### Exercise brief
The records that follow are to be transcribed in full, without their images.

[begin Data in this exercise]

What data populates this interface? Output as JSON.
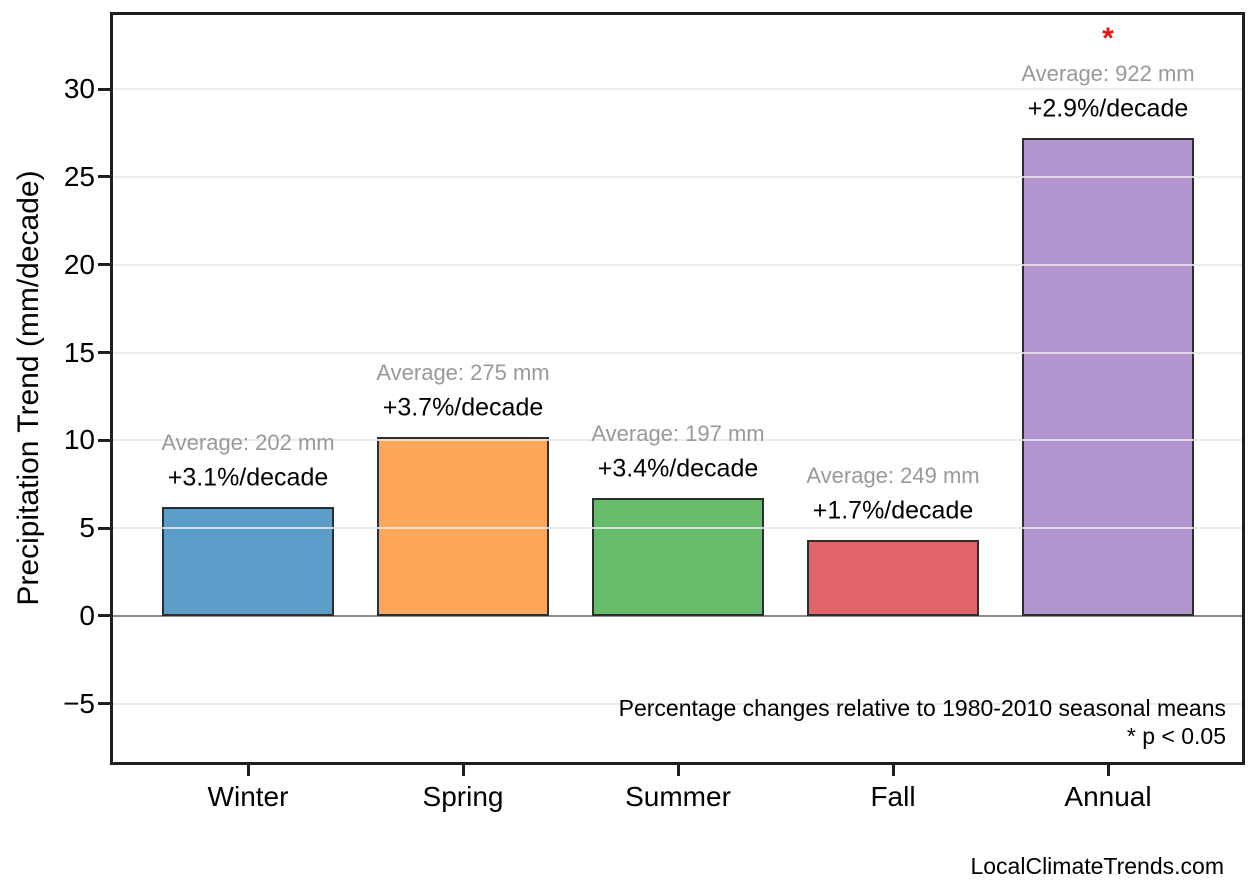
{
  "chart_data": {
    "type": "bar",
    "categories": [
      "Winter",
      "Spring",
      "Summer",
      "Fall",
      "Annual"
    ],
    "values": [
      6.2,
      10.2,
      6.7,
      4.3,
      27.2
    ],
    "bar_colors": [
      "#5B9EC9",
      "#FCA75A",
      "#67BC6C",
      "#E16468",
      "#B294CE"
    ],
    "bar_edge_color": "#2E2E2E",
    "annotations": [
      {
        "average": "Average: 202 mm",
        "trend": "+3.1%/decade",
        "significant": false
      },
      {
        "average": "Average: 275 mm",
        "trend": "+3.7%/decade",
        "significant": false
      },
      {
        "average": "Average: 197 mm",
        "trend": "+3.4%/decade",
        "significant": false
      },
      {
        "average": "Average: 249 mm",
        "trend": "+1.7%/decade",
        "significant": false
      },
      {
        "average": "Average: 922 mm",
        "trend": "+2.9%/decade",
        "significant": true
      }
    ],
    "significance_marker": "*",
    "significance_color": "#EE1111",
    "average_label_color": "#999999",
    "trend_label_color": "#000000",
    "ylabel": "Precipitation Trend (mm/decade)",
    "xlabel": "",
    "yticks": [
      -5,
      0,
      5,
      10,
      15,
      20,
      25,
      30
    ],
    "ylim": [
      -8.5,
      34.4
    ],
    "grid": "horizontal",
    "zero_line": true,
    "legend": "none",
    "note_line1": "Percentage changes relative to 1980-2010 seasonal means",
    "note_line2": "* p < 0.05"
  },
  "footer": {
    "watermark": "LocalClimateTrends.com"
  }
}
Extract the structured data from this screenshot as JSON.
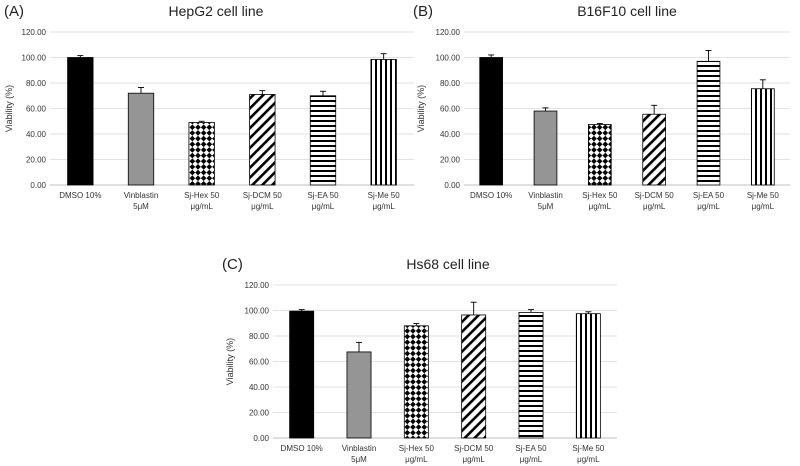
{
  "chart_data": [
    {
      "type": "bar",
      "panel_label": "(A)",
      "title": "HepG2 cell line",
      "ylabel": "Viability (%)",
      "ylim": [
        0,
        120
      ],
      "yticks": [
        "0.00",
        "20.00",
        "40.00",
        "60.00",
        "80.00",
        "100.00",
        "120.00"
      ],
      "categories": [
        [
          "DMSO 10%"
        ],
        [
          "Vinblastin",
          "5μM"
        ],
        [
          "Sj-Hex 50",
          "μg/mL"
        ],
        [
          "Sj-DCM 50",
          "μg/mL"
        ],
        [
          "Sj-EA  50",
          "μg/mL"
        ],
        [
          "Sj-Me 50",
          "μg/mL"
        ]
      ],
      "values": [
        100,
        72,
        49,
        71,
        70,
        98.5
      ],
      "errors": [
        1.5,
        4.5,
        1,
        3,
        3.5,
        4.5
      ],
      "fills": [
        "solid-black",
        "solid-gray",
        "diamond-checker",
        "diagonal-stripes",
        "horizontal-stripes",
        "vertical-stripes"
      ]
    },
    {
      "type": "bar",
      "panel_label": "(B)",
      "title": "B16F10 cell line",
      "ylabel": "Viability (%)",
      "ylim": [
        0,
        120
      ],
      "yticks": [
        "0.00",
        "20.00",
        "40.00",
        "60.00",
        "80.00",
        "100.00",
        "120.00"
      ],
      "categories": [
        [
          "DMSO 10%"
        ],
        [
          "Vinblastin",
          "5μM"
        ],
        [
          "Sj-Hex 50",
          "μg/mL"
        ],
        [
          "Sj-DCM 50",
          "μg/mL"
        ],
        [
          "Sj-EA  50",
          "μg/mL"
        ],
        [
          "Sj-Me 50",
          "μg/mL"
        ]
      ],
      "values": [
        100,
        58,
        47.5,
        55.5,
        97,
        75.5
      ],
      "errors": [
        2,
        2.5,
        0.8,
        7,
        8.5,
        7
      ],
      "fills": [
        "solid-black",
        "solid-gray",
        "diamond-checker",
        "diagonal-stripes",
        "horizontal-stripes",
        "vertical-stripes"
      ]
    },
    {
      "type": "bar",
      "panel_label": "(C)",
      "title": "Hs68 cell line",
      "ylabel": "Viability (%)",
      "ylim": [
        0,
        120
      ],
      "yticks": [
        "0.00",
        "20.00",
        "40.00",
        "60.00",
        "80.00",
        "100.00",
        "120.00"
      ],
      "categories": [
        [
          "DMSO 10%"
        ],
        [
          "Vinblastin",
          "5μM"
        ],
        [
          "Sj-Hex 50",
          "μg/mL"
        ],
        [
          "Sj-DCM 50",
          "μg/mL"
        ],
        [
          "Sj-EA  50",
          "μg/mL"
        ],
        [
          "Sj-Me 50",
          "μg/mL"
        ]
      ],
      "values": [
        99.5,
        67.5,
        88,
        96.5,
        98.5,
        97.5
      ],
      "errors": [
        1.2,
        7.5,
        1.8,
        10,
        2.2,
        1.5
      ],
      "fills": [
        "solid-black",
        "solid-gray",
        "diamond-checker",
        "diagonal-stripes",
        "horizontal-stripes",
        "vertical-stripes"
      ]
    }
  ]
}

[end Data in this exercise]

### Response for this exercise
What data populates this interface? Output as JSON.
{
  "chart_data": {
    "type": "bar",
    "categories": [
      "Winter",
      "Spring",
      "Summer",
      "Fall",
      "Annual"
    ],
    "values": [
      6.2,
      10.2,
      6.7,
      4.3,
      27.2
    ],
    "bar_colors": [
      "#5B9EC9",
      "#FCA75A",
      "#67BC6C",
      "#E16468",
      "#B294CE"
    ],
    "bar_edge_color": "#2E2E2E",
    "annotations": [
      {
        "average": "Average: 202 mm",
        "trend": "+3.1%/decade",
        "significant": false
      },
      {
        "average": "Average: 275 mm",
        "trend": "+3.7%/decade",
        "significant": false
      },
      {
        "average": "Average: 197 mm",
        "trend": "+3.4%/decade",
        "significant": false
      },
      {
        "average": "Average: 249 mm",
        "trend": "+1.7%/decade",
        "significant": false
      },
      {
        "average": "Average: 922 mm",
        "trend": "+2.9%/decade",
        "significant": true
      }
    ],
    "significance_marker": "*",
    "significance_color": "#EE1111",
    "average_label_color": "#999999",
    "trend_label_color": "#000000",
    "ylabel": "Precipitation Trend (mm/decade)",
    "xlabel": "",
    "yticks": [
      -5,
      0,
      5,
      10,
      15,
      20,
      25,
      30
    ],
    "ylim": [
      -8.5,
      34.4
    ],
    "grid": "horizontal",
    "zero_line": true,
    "legend": "none",
    "note_line1": "Percentage changes relative to 1980-2010 seasonal means",
    "note_line2": "* p < 0.05"
  },
  "footer": {
    "watermark": "LocalClimateTrends.com"
  }
}
Extract the structured data from this screenshot as JSON.
{
  "chart_data": [
    {
      "type": "bar",
      "panel_label": "(A)",
      "title": "HepG2 cell line",
      "ylabel": "Viability (%)",
      "ylim": [
        0,
        120
      ],
      "yticks": [
        "0.00",
        "20.00",
        "40.00",
        "60.00",
        "80.00",
        "100.00",
        "120.00"
      ],
      "categories": [
        [
          "DMSO 10%"
        ],
        [
          "Vinblastin",
          "5μM"
        ],
        [
          "Sj-Hex 50",
          "μg/mL"
        ],
        [
          "Sj-DCM 50",
          "μg/mL"
        ],
        [
          "Sj-EA  50",
          "μg/mL"
        ],
        [
          "Sj-Me 50",
          "μg/mL"
        ]
      ],
      "values": [
        100,
        72,
        49,
        71,
        70,
        98.5
      ],
      "errors": [
        1.5,
        4.5,
        1,
        3,
        3.5,
        4.5
      ],
      "fills": [
        "solid-black",
        "solid-gray",
        "diamond-checker",
        "diagonal-stripes",
        "horizontal-stripes",
        "vertical-stripes"
      ]
    },
    {
      "type": "bar",
      "panel_label": "(B)",
      "title": "B16F10 cell line",
      "ylabel": "Viability (%)",
      "ylim": [
        0,
        120
      ],
      "yticks": [
        "0.00",
        "20.00",
        "40.00",
        "60.00",
        "80.00",
        "100.00",
        "120.00"
      ],
      "categories": [
        [
          "DMSO 10%"
        ],
        [
          "Vinblastin",
          "5μM"
        ],
        [
          "Sj-Hex 50",
          "μg/mL"
        ],
        [
          "Sj-DCM 50",
          "μg/mL"
        ],
        [
          "Sj-EA  50",
          "μg/mL"
        ],
        [
          "Sj-Me 50",
          "μg/mL"
        ]
      ],
      "values": [
        100,
        58,
        47.5,
        55.5,
        97,
        75.5
      ],
      "errors": [
        2,
        2.5,
        0.8,
        7,
        8.5,
        7
      ],
      "fills": [
        "solid-black",
        "solid-gray",
        "diamond-checker",
        "diagonal-stripes",
        "horizontal-stripes",
        "vertical-stripes"
      ]
    },
    {
      "type": "bar",
      "panel_label": "(C)",
      "title": "Hs68 cell line",
      "ylabel": "Viability (%)",
      "ylim": [
        0,
        120
      ],
      "yticks": [
        "0.00",
        "20.00",
        "40.00",
        "60.00",
        "80.00",
        "100.00",
        "120.00"
      ],
      "categories": [
        [
          "DMSO 10%"
        ],
        [
          "Vinblastin",
          "5μM"
        ],
        [
          "Sj-Hex 50",
          "μg/mL"
        ],
        [
          "Sj-DCM 50",
          "μg/mL"
        ],
        [
          "Sj-EA  50",
          "μg/mL"
        ],
        [
          "Sj-Me 50",
          "μg/mL"
        ]
      ],
      "values": [
        99.5,
        67.5,
        88,
        96.5,
        98.5,
        97.5
      ],
      "errors": [
        1.2,
        7.5,
        1.8,
        10,
        2.2,
        1.5
      ],
      "fills": [
        "solid-black",
        "solid-gray",
        "diamond-checker",
        "diagonal-stripes",
        "horizontal-stripes",
        "vertical-stripes"
      ]
    }
  ]
}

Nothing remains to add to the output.